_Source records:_
..........
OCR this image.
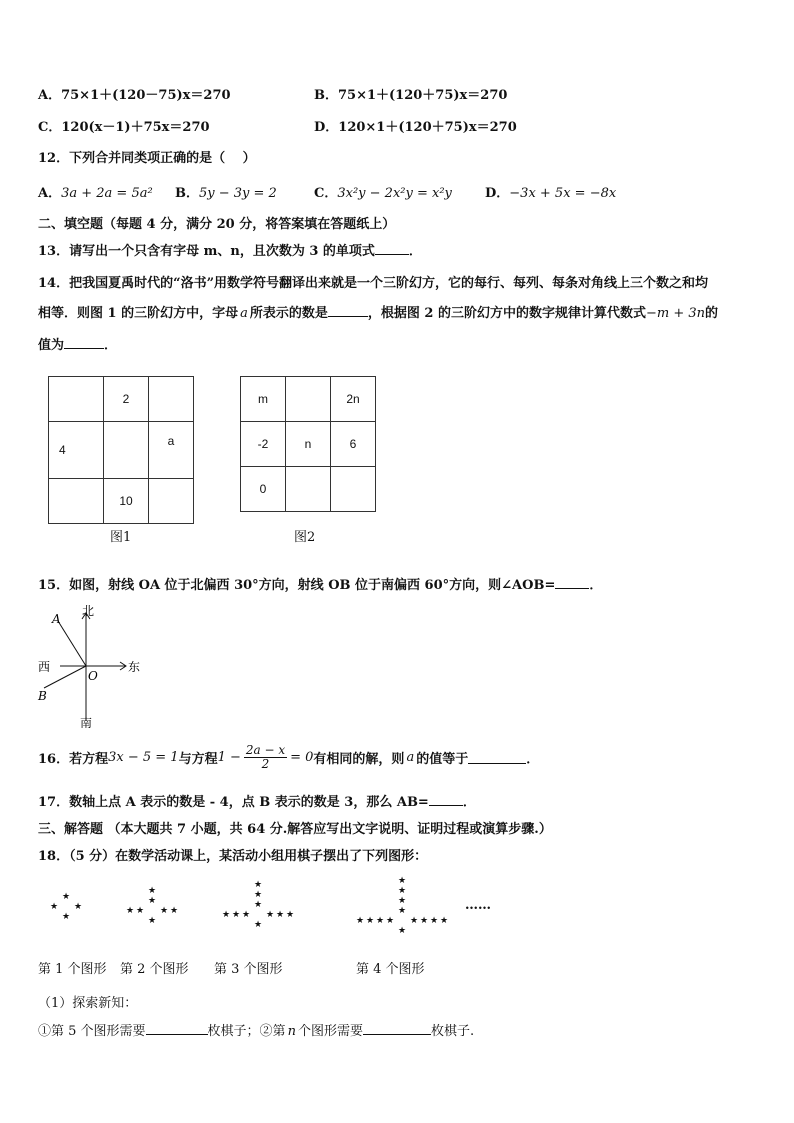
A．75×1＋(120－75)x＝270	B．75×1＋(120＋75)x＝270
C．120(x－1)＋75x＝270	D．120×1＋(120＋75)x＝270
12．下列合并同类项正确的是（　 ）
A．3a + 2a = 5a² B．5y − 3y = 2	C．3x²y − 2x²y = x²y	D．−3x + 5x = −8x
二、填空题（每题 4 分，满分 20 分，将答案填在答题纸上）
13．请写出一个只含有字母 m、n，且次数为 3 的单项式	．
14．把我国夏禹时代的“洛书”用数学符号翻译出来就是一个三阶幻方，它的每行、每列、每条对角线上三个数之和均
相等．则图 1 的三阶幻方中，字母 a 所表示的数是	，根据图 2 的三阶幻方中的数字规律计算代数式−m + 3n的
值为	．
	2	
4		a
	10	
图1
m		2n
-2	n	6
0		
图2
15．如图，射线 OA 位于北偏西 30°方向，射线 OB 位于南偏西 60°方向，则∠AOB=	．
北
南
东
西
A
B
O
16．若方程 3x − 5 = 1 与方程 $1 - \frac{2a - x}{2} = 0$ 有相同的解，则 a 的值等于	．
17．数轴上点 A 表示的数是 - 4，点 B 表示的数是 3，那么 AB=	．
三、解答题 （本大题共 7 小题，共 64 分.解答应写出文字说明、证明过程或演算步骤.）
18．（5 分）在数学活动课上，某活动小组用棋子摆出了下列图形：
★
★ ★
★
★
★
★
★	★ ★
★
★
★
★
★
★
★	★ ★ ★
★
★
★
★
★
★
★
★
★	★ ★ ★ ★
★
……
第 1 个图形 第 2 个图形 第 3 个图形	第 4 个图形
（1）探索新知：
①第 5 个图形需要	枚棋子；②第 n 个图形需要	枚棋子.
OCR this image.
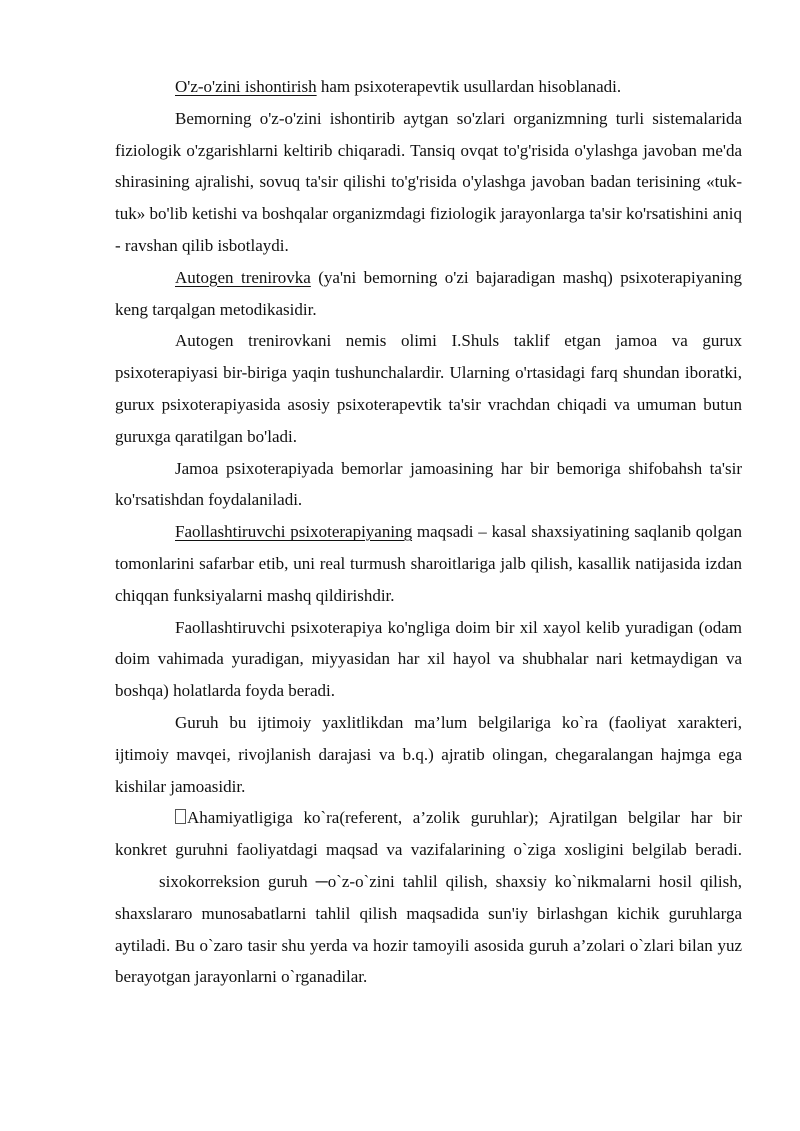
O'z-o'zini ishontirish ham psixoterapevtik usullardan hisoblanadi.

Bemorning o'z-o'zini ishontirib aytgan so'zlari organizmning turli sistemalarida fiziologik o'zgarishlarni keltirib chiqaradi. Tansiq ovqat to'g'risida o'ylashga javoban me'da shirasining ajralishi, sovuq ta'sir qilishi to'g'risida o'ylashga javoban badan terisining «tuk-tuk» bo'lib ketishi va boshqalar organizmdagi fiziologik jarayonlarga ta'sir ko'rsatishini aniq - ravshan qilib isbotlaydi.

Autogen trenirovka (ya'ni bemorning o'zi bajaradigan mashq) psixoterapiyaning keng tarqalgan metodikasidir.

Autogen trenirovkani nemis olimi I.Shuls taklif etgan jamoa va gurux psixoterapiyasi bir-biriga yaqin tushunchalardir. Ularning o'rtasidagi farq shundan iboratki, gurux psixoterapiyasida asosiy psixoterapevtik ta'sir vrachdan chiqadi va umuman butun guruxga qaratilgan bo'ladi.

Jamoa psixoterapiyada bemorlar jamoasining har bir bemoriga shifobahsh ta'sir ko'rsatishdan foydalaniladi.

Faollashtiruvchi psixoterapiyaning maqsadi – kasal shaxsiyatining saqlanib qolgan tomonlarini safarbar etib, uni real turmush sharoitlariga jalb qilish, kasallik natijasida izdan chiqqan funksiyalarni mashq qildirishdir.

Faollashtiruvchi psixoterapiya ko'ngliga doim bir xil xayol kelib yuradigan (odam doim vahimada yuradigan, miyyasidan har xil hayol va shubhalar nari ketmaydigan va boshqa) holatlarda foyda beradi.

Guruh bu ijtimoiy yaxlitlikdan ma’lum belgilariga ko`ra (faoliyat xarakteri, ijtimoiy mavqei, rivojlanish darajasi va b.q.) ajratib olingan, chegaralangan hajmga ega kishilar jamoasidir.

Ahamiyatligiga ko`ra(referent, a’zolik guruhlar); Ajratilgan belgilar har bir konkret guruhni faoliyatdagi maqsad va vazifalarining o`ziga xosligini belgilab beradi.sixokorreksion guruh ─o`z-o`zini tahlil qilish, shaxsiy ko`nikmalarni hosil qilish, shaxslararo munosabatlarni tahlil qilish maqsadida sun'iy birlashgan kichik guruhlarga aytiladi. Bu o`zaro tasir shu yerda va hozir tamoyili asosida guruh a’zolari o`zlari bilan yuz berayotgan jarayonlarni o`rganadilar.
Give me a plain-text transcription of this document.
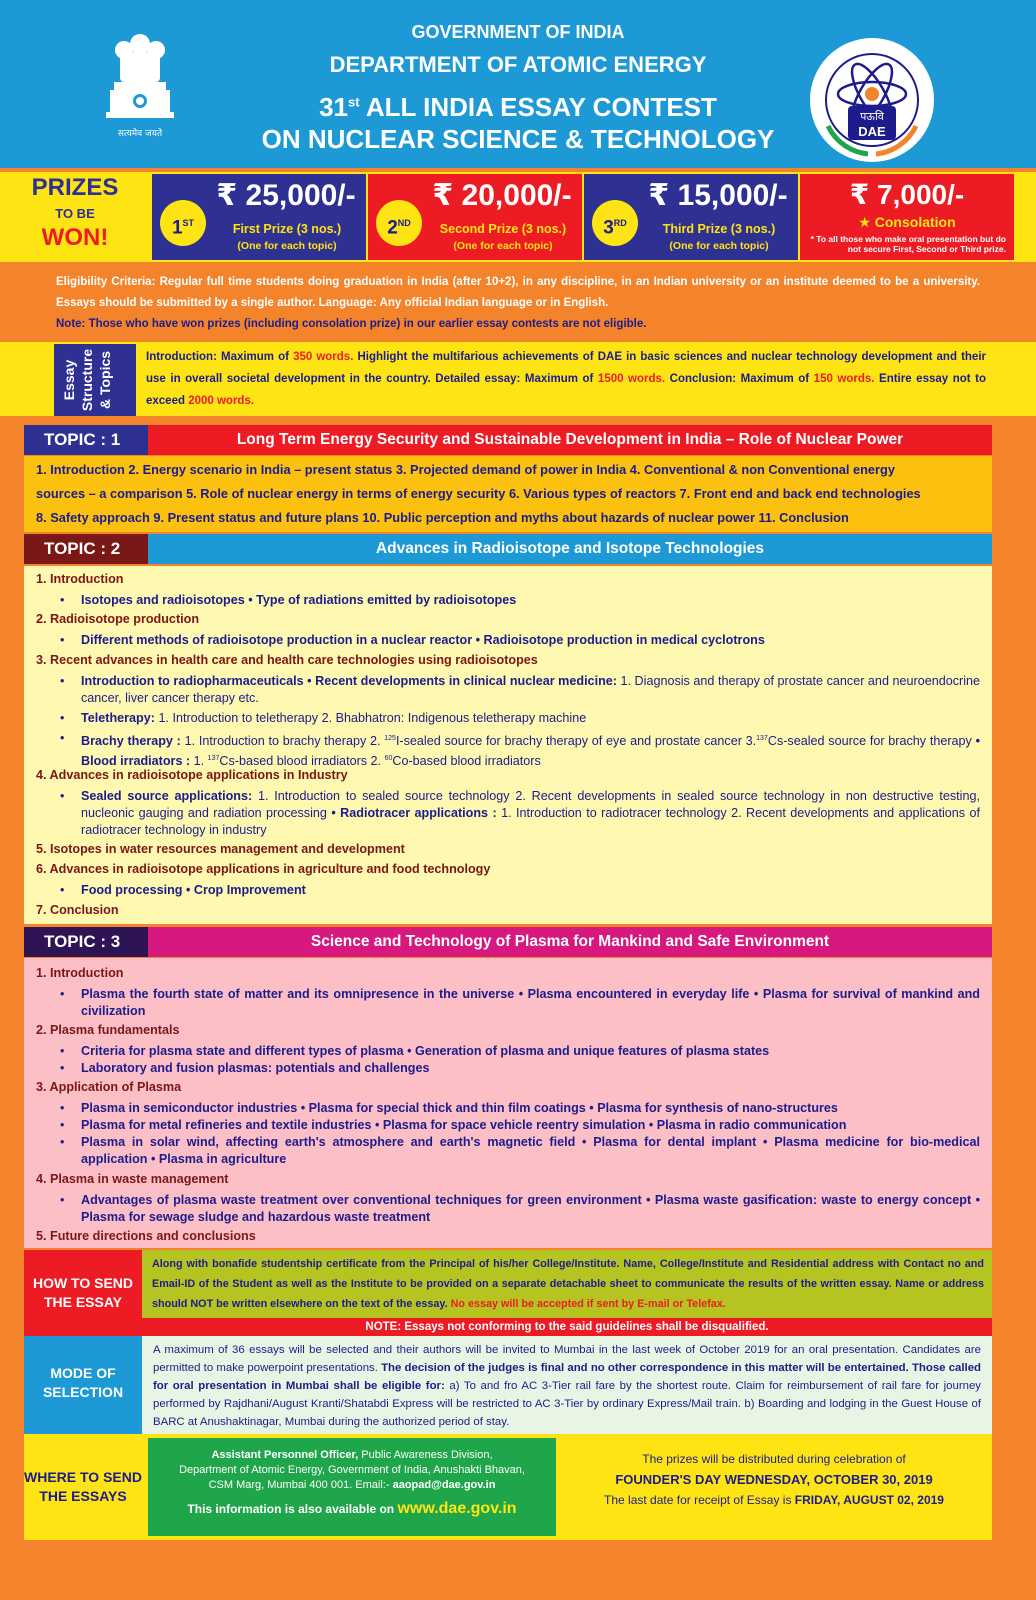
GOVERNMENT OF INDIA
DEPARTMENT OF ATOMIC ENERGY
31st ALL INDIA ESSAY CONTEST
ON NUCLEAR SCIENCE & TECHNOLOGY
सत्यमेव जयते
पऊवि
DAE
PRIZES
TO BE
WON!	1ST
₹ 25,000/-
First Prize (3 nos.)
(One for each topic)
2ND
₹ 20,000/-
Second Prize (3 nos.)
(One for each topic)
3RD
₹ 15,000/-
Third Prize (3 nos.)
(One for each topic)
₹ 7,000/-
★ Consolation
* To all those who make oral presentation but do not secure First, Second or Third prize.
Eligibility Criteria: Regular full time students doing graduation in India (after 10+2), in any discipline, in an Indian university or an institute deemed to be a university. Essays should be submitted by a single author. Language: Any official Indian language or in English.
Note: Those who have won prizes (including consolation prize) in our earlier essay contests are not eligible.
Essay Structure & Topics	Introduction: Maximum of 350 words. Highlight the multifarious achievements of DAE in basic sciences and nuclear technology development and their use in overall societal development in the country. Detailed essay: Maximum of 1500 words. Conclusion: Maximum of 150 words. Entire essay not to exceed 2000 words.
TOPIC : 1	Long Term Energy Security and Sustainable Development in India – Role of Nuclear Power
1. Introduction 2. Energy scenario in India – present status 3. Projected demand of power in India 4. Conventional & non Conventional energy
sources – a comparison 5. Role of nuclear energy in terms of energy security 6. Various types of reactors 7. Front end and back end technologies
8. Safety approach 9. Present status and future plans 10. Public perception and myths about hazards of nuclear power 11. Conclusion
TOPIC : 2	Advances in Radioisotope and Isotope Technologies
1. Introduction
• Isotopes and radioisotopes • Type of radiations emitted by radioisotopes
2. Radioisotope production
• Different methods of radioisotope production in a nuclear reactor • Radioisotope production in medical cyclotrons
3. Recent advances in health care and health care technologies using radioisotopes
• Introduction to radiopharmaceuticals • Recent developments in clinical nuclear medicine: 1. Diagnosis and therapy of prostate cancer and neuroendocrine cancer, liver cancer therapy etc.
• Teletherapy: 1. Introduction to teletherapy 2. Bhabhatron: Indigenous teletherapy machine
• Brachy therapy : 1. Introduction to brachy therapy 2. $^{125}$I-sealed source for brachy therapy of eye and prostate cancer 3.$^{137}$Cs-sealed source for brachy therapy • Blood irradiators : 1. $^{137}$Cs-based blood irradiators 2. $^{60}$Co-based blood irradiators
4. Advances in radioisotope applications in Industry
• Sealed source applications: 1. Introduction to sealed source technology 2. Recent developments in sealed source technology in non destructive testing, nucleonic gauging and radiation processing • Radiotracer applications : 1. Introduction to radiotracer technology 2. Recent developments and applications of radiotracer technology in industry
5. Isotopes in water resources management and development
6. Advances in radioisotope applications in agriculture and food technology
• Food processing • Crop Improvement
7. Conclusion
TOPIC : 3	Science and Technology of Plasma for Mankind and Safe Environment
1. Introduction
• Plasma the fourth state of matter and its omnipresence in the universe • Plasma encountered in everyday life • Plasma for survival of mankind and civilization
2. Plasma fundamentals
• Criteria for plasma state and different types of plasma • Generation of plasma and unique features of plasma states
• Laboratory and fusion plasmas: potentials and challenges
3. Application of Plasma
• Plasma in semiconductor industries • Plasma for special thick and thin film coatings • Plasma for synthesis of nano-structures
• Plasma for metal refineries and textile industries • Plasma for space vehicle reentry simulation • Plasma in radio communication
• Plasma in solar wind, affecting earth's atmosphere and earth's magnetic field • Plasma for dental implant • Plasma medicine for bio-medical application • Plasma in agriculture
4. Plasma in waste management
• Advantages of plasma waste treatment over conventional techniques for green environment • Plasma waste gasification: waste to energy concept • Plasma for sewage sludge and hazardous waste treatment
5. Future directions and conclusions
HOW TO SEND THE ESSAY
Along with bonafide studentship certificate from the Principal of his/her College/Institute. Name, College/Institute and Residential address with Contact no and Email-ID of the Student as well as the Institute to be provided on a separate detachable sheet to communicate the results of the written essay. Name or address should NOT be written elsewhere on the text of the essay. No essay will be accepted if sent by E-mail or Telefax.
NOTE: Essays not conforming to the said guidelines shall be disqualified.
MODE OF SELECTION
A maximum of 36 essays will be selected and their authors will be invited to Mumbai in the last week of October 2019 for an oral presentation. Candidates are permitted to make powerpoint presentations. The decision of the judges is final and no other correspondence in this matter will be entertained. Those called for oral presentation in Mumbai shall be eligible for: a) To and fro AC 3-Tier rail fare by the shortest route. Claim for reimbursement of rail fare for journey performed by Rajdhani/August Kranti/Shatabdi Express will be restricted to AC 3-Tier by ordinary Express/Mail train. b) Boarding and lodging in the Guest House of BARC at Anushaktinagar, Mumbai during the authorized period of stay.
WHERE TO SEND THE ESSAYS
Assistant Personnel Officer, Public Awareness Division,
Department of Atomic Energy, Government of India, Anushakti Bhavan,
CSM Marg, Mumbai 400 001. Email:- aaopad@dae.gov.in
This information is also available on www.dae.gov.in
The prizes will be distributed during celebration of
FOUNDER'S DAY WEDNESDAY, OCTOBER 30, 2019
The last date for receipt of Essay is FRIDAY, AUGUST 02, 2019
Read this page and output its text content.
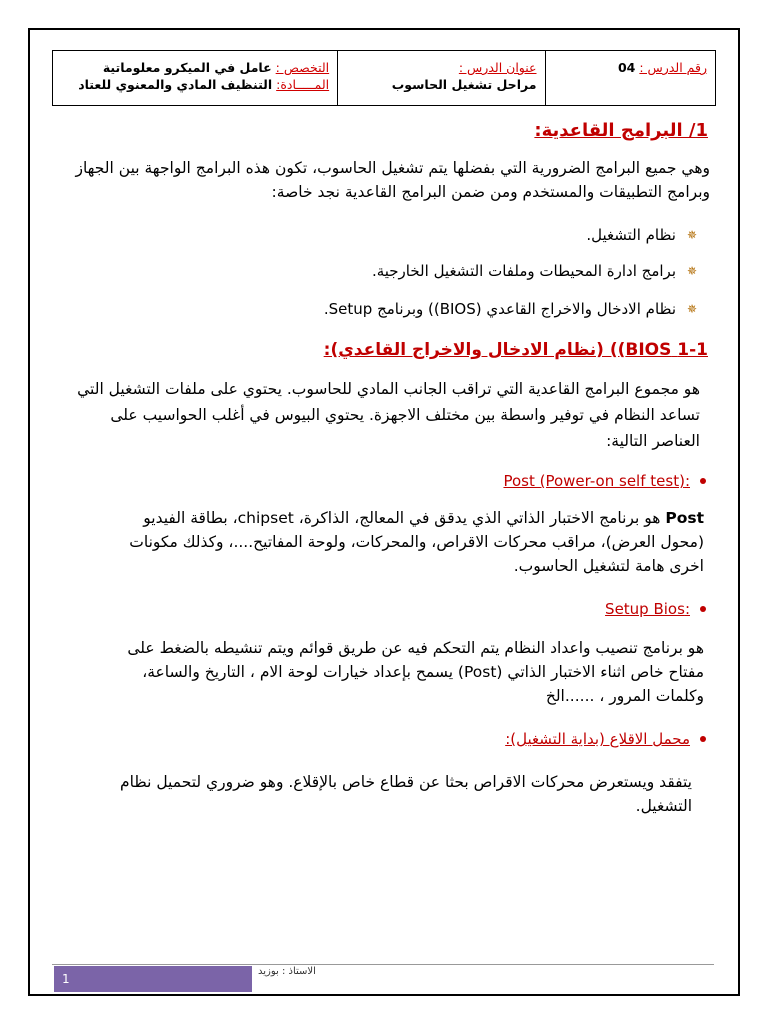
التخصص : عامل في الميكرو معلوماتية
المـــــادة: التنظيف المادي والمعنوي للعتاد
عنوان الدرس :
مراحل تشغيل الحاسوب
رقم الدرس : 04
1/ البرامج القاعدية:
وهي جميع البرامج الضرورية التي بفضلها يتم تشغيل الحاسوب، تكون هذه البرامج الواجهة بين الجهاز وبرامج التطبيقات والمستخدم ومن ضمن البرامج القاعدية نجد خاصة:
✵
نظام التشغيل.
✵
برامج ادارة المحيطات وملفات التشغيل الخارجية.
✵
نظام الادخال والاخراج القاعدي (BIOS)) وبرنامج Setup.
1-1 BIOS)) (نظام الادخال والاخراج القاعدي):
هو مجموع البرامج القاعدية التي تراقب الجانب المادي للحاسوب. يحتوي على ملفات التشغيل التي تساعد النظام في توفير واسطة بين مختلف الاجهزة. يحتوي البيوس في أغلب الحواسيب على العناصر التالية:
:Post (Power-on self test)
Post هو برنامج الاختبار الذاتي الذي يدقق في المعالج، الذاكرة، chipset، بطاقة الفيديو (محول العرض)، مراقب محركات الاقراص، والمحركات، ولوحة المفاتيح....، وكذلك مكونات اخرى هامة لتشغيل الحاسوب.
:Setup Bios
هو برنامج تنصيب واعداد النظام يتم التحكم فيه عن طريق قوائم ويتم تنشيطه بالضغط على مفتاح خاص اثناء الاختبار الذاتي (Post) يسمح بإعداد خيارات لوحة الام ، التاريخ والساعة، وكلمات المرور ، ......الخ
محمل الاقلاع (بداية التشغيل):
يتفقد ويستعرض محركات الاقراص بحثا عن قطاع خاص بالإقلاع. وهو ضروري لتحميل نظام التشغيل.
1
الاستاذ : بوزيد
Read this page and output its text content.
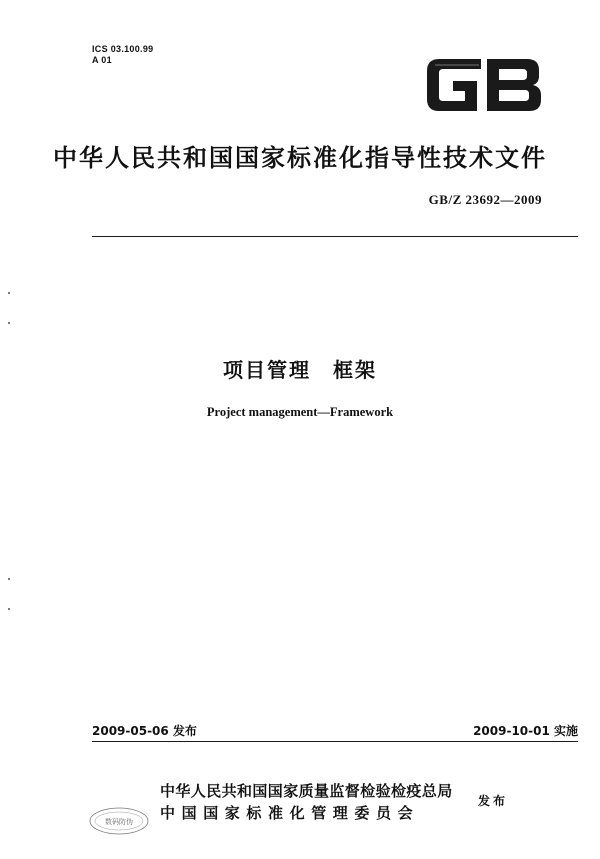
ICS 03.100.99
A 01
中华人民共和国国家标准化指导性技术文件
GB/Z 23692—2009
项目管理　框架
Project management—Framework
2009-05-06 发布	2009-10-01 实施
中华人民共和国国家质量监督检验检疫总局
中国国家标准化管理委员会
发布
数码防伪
..........
_Task description:_ Look through the records and gather each line with the word "الاقراص".

_Exercise solution:_
Post هو برنامج الاختبار الذاتي الذي يدقق في المعالج، الذاكرة، chipset، بطاقة الفيديو (محول العرض)، مراقب محركات الاقراص، والمحركات، ولوحة المفاتيح....، وكذلك مكونات اخرى هامة لتشغيل الحاسوب.
يتفقد ويستعرض محركات الاقراص بحثا عن قطاع خاص بالإقلاع. وهو ضروري لتحميل نظام التشغيل.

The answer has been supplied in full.